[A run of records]
--- begin ---
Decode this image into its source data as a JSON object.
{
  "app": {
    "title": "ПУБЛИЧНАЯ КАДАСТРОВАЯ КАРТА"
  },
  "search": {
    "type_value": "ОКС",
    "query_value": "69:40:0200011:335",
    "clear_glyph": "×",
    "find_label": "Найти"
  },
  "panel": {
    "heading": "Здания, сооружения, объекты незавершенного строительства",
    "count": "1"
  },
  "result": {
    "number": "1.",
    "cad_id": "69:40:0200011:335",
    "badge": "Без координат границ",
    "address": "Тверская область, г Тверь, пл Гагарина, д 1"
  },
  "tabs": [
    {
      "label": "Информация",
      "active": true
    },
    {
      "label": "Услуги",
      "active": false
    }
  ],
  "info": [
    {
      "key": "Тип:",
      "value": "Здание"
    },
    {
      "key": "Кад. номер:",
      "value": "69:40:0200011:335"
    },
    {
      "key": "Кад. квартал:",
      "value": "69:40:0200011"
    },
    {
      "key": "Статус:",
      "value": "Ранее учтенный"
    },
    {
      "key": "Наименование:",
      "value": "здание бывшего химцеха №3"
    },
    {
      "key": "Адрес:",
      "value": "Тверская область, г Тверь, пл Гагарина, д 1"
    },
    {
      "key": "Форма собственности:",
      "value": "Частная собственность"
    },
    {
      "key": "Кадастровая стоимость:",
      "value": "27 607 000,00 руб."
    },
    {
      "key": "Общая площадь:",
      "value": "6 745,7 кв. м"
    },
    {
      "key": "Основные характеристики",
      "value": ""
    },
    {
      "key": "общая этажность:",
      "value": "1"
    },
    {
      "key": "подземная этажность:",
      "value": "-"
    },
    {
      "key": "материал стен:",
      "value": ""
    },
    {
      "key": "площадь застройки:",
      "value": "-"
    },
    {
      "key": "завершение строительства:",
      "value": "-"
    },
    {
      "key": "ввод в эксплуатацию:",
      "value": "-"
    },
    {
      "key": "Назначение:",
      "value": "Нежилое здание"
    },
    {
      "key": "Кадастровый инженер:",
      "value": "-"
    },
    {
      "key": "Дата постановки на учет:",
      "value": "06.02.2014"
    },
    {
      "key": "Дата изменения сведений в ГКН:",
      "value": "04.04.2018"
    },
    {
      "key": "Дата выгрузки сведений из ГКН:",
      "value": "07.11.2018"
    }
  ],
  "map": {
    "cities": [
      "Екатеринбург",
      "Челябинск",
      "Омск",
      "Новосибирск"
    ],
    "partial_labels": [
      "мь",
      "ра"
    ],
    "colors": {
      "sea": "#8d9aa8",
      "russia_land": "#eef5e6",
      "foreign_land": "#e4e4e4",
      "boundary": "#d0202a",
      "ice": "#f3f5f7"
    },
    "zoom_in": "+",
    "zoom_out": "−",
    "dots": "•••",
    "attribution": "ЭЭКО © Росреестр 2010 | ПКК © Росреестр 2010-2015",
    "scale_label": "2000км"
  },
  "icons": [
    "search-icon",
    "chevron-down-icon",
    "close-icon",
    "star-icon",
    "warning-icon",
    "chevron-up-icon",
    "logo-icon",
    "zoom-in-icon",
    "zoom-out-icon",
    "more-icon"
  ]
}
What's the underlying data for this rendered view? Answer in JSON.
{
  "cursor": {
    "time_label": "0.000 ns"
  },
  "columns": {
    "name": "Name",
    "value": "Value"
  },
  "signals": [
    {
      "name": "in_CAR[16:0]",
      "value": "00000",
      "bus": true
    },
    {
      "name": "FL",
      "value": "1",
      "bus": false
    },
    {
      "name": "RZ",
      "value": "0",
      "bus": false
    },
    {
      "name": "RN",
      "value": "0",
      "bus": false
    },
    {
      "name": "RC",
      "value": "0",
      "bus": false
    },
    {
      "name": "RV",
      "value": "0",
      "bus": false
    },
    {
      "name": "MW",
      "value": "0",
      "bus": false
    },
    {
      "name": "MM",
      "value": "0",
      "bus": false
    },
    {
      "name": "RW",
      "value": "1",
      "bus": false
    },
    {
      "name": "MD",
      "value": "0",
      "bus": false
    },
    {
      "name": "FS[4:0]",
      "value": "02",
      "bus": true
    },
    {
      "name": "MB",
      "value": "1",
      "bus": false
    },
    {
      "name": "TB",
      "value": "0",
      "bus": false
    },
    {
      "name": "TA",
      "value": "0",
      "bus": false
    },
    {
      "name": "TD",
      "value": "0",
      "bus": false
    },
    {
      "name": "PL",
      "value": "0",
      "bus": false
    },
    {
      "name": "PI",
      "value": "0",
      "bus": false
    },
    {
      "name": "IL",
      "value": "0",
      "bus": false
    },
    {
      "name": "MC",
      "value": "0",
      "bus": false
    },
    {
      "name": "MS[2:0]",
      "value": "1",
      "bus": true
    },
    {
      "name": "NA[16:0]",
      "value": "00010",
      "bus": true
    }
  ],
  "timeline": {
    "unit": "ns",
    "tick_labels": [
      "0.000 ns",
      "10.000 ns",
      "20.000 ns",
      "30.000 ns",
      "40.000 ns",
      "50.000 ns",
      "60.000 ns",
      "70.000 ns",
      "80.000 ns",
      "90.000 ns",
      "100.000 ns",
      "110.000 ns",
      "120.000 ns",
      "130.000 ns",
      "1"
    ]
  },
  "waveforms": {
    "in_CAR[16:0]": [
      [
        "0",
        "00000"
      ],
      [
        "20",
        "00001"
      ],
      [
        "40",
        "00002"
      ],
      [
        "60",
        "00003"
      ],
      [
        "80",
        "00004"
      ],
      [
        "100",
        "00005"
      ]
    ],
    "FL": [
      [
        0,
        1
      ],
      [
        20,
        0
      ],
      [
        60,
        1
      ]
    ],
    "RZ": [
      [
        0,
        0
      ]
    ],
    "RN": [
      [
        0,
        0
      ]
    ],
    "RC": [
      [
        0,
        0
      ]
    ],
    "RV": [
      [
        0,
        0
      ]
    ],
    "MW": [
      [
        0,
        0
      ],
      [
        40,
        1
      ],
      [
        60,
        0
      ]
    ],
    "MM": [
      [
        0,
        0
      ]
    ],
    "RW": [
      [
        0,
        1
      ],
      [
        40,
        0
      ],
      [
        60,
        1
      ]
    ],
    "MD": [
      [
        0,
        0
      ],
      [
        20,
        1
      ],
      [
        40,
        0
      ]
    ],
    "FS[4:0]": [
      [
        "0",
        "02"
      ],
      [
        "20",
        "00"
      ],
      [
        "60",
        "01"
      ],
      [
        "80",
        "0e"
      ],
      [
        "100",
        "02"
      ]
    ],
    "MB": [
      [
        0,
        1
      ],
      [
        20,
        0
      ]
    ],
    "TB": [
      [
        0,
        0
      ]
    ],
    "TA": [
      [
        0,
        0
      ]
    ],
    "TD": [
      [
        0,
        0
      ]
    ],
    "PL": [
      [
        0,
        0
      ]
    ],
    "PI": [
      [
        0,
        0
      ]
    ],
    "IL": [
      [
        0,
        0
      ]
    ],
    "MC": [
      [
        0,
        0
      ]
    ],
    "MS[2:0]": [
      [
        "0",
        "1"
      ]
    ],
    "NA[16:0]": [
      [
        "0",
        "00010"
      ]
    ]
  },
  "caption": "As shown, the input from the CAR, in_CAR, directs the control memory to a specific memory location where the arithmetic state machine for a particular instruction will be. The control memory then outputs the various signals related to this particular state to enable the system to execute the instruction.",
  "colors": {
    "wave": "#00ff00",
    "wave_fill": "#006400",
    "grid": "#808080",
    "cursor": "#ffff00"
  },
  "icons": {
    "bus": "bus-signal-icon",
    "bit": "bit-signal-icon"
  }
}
--- end ---
--- DO THIS ---
For each line of the entries that includes "JSON", show that line.

--- ANSWER FOR THE TASK ---
Decode this image into its source data as a JSON object.
What's the underlying data for this rendered view? Answer in JSON.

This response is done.